>> BEGIN Data excerpts
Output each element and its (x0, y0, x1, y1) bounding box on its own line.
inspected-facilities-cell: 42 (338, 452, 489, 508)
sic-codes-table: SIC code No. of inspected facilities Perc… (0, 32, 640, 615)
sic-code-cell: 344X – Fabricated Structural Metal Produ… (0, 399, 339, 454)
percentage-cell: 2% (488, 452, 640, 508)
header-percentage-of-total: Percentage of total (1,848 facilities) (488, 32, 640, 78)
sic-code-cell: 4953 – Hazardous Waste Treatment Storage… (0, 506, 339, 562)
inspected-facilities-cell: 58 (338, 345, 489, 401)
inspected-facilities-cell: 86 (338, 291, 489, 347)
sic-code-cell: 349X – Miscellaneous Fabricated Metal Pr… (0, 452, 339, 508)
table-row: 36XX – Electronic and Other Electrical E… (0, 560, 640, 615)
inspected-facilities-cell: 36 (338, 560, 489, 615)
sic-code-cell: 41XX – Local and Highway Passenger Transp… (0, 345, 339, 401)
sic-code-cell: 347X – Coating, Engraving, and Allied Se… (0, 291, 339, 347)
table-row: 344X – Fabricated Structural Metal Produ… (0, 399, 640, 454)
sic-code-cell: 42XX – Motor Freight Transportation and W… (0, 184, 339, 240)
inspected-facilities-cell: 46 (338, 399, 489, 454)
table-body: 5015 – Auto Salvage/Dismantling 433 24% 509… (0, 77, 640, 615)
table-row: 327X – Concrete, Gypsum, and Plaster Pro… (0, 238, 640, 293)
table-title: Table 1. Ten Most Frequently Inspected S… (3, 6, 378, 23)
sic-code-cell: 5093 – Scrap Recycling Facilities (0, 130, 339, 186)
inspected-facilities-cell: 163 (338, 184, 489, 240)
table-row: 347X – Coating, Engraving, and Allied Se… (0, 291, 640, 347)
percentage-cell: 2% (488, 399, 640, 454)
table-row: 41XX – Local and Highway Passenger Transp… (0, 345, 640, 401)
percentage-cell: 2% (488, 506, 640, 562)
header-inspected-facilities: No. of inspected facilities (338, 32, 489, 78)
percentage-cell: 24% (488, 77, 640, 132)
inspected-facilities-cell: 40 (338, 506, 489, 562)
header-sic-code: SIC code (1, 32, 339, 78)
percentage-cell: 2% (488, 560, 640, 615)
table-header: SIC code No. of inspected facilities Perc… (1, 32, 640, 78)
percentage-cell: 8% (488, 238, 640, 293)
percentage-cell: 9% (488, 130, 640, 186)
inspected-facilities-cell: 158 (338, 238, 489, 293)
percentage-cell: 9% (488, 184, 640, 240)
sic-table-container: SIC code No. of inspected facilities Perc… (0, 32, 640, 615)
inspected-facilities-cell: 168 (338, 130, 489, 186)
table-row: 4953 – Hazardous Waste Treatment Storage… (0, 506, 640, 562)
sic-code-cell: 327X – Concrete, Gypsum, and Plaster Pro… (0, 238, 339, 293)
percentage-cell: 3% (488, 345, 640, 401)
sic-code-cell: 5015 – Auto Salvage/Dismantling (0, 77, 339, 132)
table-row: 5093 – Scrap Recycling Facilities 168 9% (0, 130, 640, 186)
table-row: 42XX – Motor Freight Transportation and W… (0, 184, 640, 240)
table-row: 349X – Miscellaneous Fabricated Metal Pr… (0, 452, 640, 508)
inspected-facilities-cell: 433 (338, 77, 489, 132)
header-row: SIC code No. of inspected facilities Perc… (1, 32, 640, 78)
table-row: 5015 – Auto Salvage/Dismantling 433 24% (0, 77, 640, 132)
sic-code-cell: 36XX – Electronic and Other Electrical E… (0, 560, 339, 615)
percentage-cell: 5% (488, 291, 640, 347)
>> END Data excerpts
Set down every line of the records above again, word for word and in the same order.

Output each element and its (x0, y0, x1, y1) bounding box on its own line.
inspected-facilities-cell: 42 (338, 452, 489, 508)
sic-codes-table: SIC code No. of inspected facilities Perc… (0, 32, 640, 615)
sic-code-cell: 344X – Fabricated Structural Metal Produ… (0, 399, 339, 454)
percentage-cell: 2% (488, 452, 640, 508)
header-percentage-of-total: Percentage of total (1,848 facilities) (488, 32, 640, 78)
sic-code-cell: 4953 – Hazardous Waste Treatment Storage… (0, 506, 339, 562)
inspected-facilities-cell: 58 (338, 345, 489, 401)
inspected-facilities-cell: 86 (338, 291, 489, 347)
sic-code-cell: 349X – Miscellaneous Fabricated Metal Pr… (0, 452, 339, 508)
table-row: 36XX – Electronic and Other Electrical E… (0, 560, 640, 615)
inspected-facilities-cell: 36 (338, 560, 489, 615)
sic-code-cell: 41XX – Local and Highway Passenger Transp… (0, 345, 339, 401)
sic-code-cell: 347X – Coating, Engraving, and Allied Se… (0, 291, 339, 347)
table-row: 344X – Fabricated Structural Metal Produ… (0, 399, 640, 454)
sic-code-cell: 42XX – Motor Freight Transportation and W… (0, 184, 339, 240)
inspected-facilities-cell: 46 (338, 399, 489, 454)
table-body: 5015 – Auto Salvage/Dismantling 433 24% 509… (0, 77, 640, 615)
table-row: 327X – Concrete, Gypsum, and Plaster Pro… (0, 238, 640, 293)
table-title: Table 1. Ten Most Frequently Inspected S… (3, 6, 378, 23)
sic-code-cell: 5093 – Scrap Recycling Facilities (0, 130, 339, 186)
inspected-facilities-cell: 163 (338, 184, 489, 240)
table-row: 347X – Coating, Engraving, and Allied Se… (0, 291, 640, 347)
percentage-cell: 2% (488, 399, 640, 454)
table-row: 41XX – Local and Highway Passenger Transp… (0, 345, 640, 401)
percentage-cell: 2% (488, 506, 640, 562)
header-inspected-facilities: No. of inspected facilities (338, 32, 489, 78)
percentage-cell: 24% (488, 77, 640, 132)
inspected-facilities-cell: 40 (338, 506, 489, 562)
header-sic-code: SIC code (1, 32, 339, 78)
percentage-cell: 2% (488, 560, 640, 615)
table-header: SIC code No. of inspected facilities Perc… (1, 32, 640, 78)
percentage-cell: 8% (488, 238, 640, 293)
percentage-cell: 9% (488, 130, 640, 186)
inspected-facilities-cell: 158 (338, 238, 489, 293)
percentage-cell: 9% (488, 184, 640, 240)
sic-table-container: SIC code No. of inspected facilities Perc… (0, 32, 640, 615)
inspected-facilities-cell: 168 (338, 130, 489, 186)
table-row: 4953 – Hazardous Waste Treatment Storage… (0, 506, 640, 562)
sic-code-cell: 327X – Concrete, Gypsum, and Plaster Pro… (0, 238, 339, 293)
percentage-cell: 3% (488, 345, 640, 401)
sic-code-cell: 5015 – Auto Salvage/Dismantling (0, 77, 339, 132)
table-row: 5093 – Scrap Recycling Facilities 168 9% (0, 130, 640, 186)
table-row: 42XX – Motor Freight Transportation and W… (0, 184, 640, 240)
table-row: 349X – Miscellaneous Fabricated Metal Pr… (0, 452, 640, 508)
inspected-facilities-cell: 433 (338, 77, 489, 132)
header-row: SIC code No. of inspected facilities Perc… (1, 32, 640, 78)
table-row: 5015 – Auto Salvage/Dismantling 433 24% (0, 77, 640, 132)
sic-code-cell: 36XX – Electronic and Other Electrical E… (0, 560, 339, 615)
percentage-cell: 5% (488, 291, 640, 347)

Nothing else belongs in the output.